[PROBLEM DETAILS]
Read the listing and extract each line that includes the word "Adam".

[AVAILABLE DATA]

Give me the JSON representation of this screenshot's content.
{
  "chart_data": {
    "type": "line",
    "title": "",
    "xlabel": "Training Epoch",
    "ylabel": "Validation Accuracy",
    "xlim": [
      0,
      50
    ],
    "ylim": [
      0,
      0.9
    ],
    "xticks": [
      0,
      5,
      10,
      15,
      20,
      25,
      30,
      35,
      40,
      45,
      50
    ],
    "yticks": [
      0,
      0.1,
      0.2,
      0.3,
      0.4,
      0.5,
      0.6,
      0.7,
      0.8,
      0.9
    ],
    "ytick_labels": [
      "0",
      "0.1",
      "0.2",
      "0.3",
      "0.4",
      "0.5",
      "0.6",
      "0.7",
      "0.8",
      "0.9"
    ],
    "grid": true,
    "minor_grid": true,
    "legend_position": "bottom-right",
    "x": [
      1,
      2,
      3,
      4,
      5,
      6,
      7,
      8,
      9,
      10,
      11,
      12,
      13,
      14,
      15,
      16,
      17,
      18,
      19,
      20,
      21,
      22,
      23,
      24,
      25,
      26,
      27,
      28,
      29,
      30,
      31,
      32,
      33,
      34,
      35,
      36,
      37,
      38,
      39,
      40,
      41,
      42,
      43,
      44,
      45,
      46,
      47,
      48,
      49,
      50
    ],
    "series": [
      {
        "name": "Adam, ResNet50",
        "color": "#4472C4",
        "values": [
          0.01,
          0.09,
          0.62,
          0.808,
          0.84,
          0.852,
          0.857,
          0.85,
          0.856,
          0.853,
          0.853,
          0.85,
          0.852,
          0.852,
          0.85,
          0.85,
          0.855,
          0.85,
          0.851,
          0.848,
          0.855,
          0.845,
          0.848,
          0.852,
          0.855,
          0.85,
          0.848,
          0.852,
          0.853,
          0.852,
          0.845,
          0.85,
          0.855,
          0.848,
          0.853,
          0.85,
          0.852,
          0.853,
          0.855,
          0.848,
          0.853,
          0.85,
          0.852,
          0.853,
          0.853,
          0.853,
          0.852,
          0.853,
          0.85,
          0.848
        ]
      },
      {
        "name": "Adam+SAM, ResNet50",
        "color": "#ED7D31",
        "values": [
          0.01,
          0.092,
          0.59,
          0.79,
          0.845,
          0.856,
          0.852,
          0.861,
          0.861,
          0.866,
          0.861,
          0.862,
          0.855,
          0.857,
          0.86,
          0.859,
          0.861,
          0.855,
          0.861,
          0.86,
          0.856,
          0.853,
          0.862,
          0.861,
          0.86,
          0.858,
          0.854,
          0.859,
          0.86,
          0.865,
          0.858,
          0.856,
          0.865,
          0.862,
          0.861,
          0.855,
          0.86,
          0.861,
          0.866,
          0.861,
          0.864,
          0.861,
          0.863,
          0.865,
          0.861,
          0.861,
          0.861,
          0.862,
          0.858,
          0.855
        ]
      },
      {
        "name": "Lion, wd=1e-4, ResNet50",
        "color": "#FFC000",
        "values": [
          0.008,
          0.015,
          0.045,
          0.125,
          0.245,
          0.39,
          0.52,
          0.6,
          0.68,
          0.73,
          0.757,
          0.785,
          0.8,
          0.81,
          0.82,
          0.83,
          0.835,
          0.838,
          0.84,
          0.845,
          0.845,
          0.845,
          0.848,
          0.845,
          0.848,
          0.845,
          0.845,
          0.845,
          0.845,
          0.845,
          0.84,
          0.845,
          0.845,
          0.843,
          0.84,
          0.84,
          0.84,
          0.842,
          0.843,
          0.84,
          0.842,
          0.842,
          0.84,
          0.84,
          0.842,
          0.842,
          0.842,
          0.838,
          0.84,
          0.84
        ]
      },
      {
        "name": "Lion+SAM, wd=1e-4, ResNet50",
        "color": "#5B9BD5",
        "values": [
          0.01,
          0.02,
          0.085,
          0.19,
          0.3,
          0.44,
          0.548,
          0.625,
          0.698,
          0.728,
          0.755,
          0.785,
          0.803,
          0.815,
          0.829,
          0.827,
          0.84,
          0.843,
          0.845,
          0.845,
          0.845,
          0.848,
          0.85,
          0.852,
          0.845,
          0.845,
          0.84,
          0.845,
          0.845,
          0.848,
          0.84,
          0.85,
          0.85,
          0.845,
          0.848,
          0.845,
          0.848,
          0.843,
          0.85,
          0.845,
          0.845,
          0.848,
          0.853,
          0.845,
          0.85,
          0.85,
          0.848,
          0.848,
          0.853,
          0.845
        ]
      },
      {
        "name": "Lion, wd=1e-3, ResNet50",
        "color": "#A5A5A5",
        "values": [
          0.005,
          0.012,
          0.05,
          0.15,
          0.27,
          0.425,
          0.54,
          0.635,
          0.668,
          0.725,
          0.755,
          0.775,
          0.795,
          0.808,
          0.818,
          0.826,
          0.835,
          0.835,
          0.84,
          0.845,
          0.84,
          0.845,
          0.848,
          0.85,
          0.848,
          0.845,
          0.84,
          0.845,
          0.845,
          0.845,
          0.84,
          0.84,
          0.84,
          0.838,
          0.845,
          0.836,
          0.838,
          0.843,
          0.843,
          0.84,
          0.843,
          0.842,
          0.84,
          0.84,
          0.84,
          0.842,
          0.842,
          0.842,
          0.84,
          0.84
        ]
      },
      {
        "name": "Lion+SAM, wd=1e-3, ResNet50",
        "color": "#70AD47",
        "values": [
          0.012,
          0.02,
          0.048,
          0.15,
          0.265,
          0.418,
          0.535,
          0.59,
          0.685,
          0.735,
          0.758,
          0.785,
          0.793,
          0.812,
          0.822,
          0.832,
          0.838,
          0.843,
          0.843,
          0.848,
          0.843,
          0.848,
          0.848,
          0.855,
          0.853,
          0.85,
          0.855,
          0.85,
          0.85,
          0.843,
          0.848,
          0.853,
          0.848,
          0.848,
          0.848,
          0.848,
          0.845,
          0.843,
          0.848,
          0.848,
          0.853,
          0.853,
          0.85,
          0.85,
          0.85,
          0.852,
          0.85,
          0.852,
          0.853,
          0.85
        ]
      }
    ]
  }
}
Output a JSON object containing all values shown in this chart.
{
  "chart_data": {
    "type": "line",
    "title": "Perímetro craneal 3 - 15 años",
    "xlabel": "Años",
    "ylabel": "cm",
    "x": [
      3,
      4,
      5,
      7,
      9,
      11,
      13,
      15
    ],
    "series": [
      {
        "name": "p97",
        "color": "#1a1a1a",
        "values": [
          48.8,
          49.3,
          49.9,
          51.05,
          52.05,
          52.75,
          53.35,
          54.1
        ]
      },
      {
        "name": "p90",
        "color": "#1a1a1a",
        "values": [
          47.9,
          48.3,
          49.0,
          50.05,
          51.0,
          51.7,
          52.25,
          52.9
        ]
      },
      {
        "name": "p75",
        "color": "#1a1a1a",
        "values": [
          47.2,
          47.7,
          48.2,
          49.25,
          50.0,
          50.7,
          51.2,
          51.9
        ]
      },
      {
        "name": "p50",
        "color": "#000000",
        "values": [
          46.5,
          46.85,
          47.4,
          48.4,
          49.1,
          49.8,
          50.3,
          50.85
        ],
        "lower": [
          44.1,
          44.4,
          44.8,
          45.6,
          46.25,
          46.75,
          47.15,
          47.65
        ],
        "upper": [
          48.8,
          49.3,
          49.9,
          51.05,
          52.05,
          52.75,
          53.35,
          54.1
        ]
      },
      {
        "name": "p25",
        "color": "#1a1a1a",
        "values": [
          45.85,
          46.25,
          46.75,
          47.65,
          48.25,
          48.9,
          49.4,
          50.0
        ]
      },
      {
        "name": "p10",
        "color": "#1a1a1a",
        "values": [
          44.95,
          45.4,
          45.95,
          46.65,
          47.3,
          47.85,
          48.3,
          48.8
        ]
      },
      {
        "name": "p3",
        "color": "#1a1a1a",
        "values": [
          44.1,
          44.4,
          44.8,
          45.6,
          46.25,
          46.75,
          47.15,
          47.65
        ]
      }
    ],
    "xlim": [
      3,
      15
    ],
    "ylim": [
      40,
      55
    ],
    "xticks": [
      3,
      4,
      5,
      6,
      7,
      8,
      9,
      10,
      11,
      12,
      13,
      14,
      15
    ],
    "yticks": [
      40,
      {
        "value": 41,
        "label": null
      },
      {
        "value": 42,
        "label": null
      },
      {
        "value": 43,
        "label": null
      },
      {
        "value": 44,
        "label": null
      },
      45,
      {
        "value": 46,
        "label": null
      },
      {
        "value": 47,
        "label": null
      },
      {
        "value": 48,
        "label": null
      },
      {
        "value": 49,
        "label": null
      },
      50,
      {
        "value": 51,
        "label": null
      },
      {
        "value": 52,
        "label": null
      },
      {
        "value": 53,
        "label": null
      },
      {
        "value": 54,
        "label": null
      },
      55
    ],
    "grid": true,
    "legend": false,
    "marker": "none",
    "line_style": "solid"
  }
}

[FULL ANSWER]
        "name": "Adam, ResNet50",
        "name": "Adam+SAM, ResNet50",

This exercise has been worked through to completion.